DIRECTIVE: Read the data and repeat it in full, exactly.

>> START INPUT MATERIAL

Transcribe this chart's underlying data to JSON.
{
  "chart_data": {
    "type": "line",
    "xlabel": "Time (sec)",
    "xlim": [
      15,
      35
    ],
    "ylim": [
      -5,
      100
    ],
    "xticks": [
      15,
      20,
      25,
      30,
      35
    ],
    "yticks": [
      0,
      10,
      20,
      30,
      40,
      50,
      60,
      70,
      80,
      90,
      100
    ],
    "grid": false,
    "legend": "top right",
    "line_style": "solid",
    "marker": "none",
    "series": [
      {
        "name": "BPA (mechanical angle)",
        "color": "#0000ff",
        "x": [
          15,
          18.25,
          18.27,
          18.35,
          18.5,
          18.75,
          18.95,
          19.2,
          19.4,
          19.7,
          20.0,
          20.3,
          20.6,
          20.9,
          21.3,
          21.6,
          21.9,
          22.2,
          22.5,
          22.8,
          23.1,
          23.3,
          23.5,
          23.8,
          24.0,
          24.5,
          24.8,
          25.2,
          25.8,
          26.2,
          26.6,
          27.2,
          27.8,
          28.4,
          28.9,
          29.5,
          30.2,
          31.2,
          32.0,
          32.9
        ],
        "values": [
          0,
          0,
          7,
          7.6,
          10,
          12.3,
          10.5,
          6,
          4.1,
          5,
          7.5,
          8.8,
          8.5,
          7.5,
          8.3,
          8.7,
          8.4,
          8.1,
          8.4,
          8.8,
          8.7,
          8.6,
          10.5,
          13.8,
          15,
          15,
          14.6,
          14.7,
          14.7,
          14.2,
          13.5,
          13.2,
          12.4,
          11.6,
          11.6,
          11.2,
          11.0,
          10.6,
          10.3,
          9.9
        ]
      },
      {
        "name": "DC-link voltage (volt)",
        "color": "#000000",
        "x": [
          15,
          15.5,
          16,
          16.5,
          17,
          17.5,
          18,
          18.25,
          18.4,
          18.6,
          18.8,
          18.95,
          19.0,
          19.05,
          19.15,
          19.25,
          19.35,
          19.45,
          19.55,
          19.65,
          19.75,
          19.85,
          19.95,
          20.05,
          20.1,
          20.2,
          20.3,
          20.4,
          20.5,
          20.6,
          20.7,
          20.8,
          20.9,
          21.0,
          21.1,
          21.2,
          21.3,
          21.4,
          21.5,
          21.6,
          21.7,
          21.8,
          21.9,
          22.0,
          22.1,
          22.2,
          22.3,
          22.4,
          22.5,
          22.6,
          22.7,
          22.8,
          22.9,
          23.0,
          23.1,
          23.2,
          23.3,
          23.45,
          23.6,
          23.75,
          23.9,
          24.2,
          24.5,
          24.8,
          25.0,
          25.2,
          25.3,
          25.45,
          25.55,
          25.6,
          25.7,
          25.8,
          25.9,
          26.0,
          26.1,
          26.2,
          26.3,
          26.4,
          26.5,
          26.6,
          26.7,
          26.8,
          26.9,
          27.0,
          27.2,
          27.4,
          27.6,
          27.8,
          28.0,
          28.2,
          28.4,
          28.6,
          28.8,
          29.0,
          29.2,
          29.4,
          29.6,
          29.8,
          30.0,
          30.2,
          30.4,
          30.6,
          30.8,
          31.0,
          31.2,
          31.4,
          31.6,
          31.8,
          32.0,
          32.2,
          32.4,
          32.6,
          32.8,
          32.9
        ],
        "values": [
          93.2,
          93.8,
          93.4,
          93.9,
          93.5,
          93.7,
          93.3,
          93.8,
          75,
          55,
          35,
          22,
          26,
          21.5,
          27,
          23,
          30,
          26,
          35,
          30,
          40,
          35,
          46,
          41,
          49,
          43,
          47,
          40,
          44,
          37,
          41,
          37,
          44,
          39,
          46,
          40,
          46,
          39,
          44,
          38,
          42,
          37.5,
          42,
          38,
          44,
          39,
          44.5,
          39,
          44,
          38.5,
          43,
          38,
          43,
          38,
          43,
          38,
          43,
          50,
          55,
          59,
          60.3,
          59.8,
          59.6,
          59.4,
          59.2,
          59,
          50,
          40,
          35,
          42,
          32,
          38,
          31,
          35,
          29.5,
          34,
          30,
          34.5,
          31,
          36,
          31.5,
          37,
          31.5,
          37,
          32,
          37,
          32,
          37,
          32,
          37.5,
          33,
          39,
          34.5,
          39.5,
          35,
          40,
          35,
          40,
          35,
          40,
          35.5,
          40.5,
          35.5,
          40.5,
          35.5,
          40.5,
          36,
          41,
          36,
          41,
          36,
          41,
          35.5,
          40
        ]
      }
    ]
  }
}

>> END INPUT MATERIAL

FINAL ANSWER:
Transcribe this chart's underlying data to JSON.
{
  "chart_data": {
    "type": "line",
    "xlabel": "Time (sec)",
    "xlim": [
      15,
      35
    ],
    "ylim": [
      -5,
      100
    ],
    "xticks": [
      15,
      20,
      25,
      30,
      35
    ],
    "yticks": [
      0,
      10,
      20,
      30,
      40,
      50,
      60,
      70,
      80,
      90,
      100
    ],
    "grid": false,
    "legend": "top right",
    "line_style": "solid",
    "marker": "none",
    "series": [
      {
        "name": "BPA (mechanical angle)",
        "color": "#0000ff",
        "x": [
          15,
          18.25,
          18.27,
          18.35,
          18.5,
          18.75,
          18.95,
          19.2,
          19.4,
          19.7,
          20.0,
          20.3,
          20.6,
          20.9,
          21.3,
          21.6,
          21.9,
          22.2,
          22.5,
          22.8,
          23.1,
          23.3,
          23.5,
          23.8,
          24.0,
          24.5,
          24.8,
          25.2,
          25.8,
          26.2,
          26.6,
          27.2,
          27.8,
          28.4,
          28.9,
          29.5,
          30.2,
          31.2,
          32.0,
          32.9
        ],
        "values": [
          0,
          0,
          7,
          7.6,
          10,
          12.3,
          10.5,
          6,
          4.1,
          5,
          7.5,
          8.8,
          8.5,
          7.5,
          8.3,
          8.7,
          8.4,
          8.1,
          8.4,
          8.8,
          8.7,
          8.6,
          10.5,
          13.8,
          15,
          15,
          14.6,
          14.7,
          14.7,
          14.2,
          13.5,
          13.2,
          12.4,
          11.6,
          11.6,
          11.2,
          11.0,
          10.6,
          10.3,
          9.9
        ]
      },
      {
        "name": "DC-link voltage (volt)",
        "color": "#000000",
        "x": [
          15,
          15.5,
          16,
          16.5,
          17,
          17.5,
          18,
          18.25,
          18.4,
          18.6,
          18.8,
          18.95,
          19.0,
          19.05,
          19.15,
          19.25,
          19.35,
          19.45,
          19.55,
          19.65,
          19.75,
          19.85,
          19.95,
          20.05,
          20.1,
          20.2,
          20.3,
          20.4,
          20.5,
          20.6,
          20.7,
          20.8,
          20.9,
          21.0,
          21.1,
          21.2,
          21.3,
          21.4,
          21.5,
          21.6,
          21.7,
          21.8,
          21.9,
          22.0,
          22.1,
          22.2,
          22.3,
          22.4,
          22.5,
          22.6,
          22.7,
          22.8,
          22.9,
          23.0,
          23.1,
          23.2,
          23.3,
          23.45,
          23.6,
          23.75,
          23.9,
          24.2,
          24.5,
          24.8,
          25.0,
          25.2,
          25.3,
          25.45,
          25.55,
          25.6,
          25.7,
          25.8,
          25.9,
          26.0,
          26.1,
          26.2,
          26.3,
          26.4,
          26.5,
          26.6,
          26.7,
          26.8,
          26.9,
          27.0,
          27.2,
          27.4,
          27.6,
          27.8,
          28.0,
          28.2,
          28.4,
          28.6,
          28.8,
          29.0,
          29.2,
          29.4,
          29.6,
          29.8,
          30.0,
          30.2,
          30.4,
          30.6,
          30.8,
          31.0,
          31.2,
          31.4,
          31.6,
          31.8,
          32.0,
          32.2,
          32.4,
          32.6,
          32.8,
          32.9
        ],
        "values": [
          93.2,
          93.8,
          93.4,
          93.9,
          93.5,
          93.7,
          93.3,
          93.8,
          75,
          55,
          35,
          22,
          26,
          21.5,
          27,
          23,
          30,
          26,
          35,
          30,
          40,
          35,
          46,
          41,
          49,
          43,
          47,
          40,
          44,
          37,
          41,
          37,
          44,
          39,
          46,
          40,
          46,
          39,
          44,
          38,
          42,
          37.5,
          42,
          38,
          44,
          39,
          44.5,
          39,
          44,
          38.5,
          43,
          38,
          43,
          38,
          43,
          38,
          43,
          50,
          55,
          59,
          60.3,
          59.8,
          59.6,
          59.4,
          59.2,
          59,
          50,
          40,
          35,
          42,
          32,
          38,
          31,
          35,
          29.5,
          34,
          30,
          34.5,
          31,
          36,
          31.5,
          37,
          31.5,
          37,
          32,
          37,
          32,
          37,
          32,
          37.5,
          33,
          39,
          34.5,
          39.5,
          35,
          40,
          35,
          40,
          35,
          40,
          35.5,
          40.5,
          35.5,
          40.5,
          35.5,
          40.5,
          36,
          41,
          36,
          41,
          36,
          41,
          35.5,
          40
        ]
      }
    ]
  }
}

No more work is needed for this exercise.